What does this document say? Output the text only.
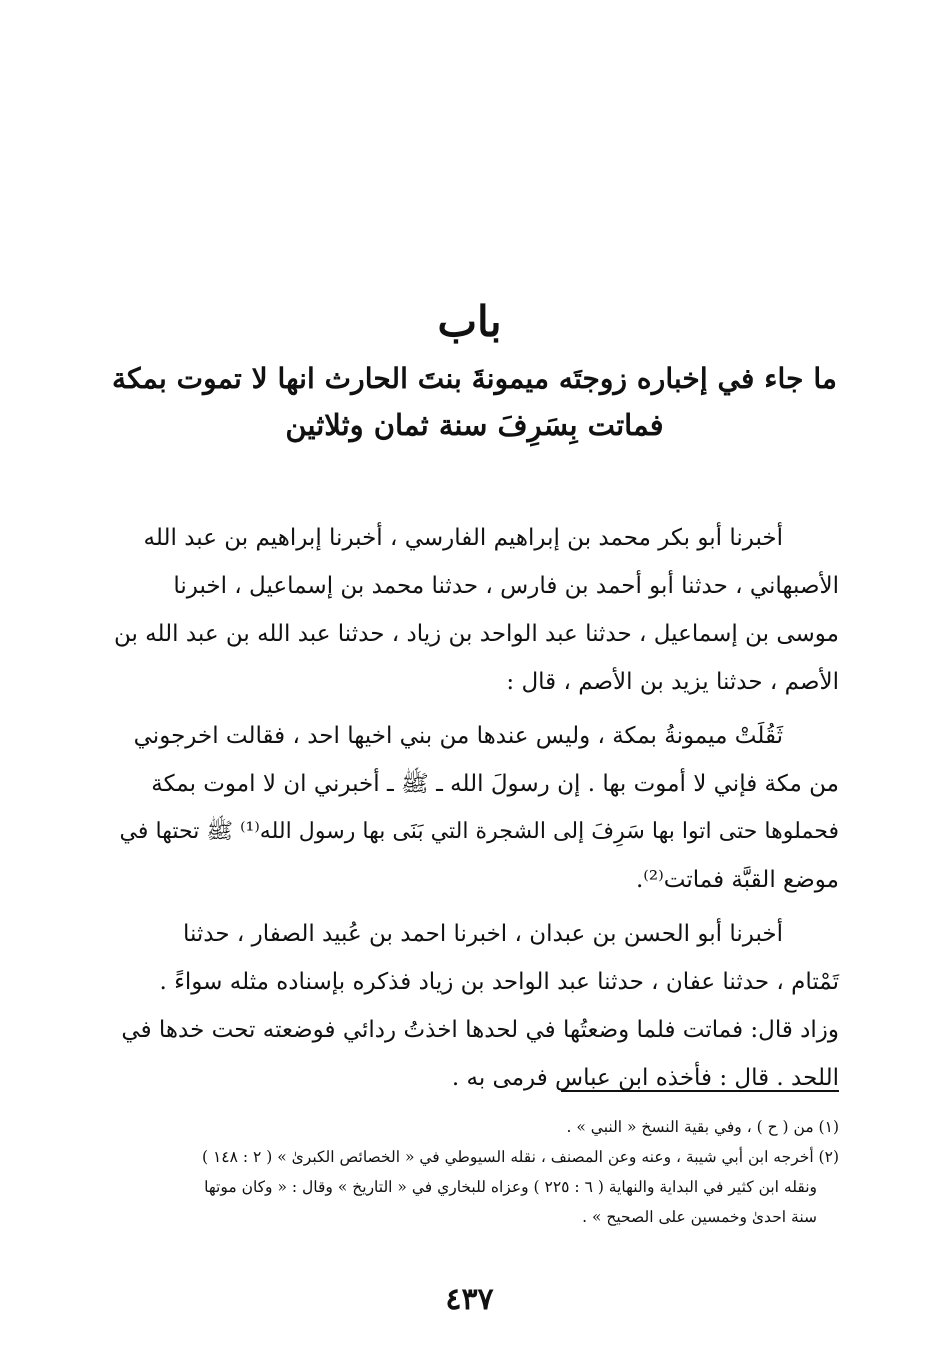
باب
ما جاء في إخباره زوجتَه ميمونةَ بنتَ الحارث انها لا تموت بمكة
فماتت بِسَرِفَ سنة ثمان وثلاثين

أخبرنا أبو بكر محمد بن إبراهيم الفارسي ، أخبرنا إبراهيم بن عبد الله
الأصبهاني ، حدثنا أبو أحمد بن فارس ، حدثنا محمد بن إسماعيل ، اخبرنا
موسى بن إسماعيل ، حدثنا عبد الواحد بن زياد ، حدثنا عبد الله بن عبد الله بن
الأصم ، حدثنا يزيد بن الأصم ، قال :

ثَقُلَتْ ميمونةُ بمكة ، وليس عندها من بني اخيها احد ، فقالت اخرجوني
من مكة فإني لا أموت بها . إن رسولَ الله ـ ﷺ ـ أخبرني ان لا اموت بمكة
فحملوها حتى اتوا بها سَرِفَ إلى الشجرة التي بَنَى بها رسول الله⁽¹⁾ ﷺ تحتها في
موضع القبَّة فماتت⁽²⁾.

أخبرنا أبو الحسن بن عبدان ، اخبرنا احمد بن عُبيد الصفار ، حدثنا
تَمْتام ، حدثنا عفان ، حدثنا عبد الواحد بن زياد فذكره بإسناده مثله سواءً .
وزاد قال: فماتت فلما وضعتُها في لحدها اخذتُ ردائي فوضعته تحت خدها في
اللحد . قال : فأخذه ابن عباس فرمى به .

(١) من ( ح ) ، وفي بقية النسخ « النبي » .

(٢) أخرجه ابن أبي شيبة ، وعنه وعن المصنف ، نقله السيوطي في « الخصائص الكبرىٰ » ( ٢ : ١٤٨ )
ونقله ابن كثير في البداية والنهاية ( ٦ : ٢٢٥ ) وعزاه للبخاري في « التاريخ » وقال : « وكان موتها
سنة احدىٰ وخمسين على الصحيح » .

٤٣٧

◆ Stated task: In the records above, find each line holding "أخبرنا" and copy it.

◆ Result below:
أخبرنا أبو بكر محمد بن إبراهيم الفارسي ، أخبرنا إبراهيم بن عبد الله
أخبرنا أبو الحسن بن عبدان ، اخبرنا احمد بن عُبيد الصفار ، حدثنا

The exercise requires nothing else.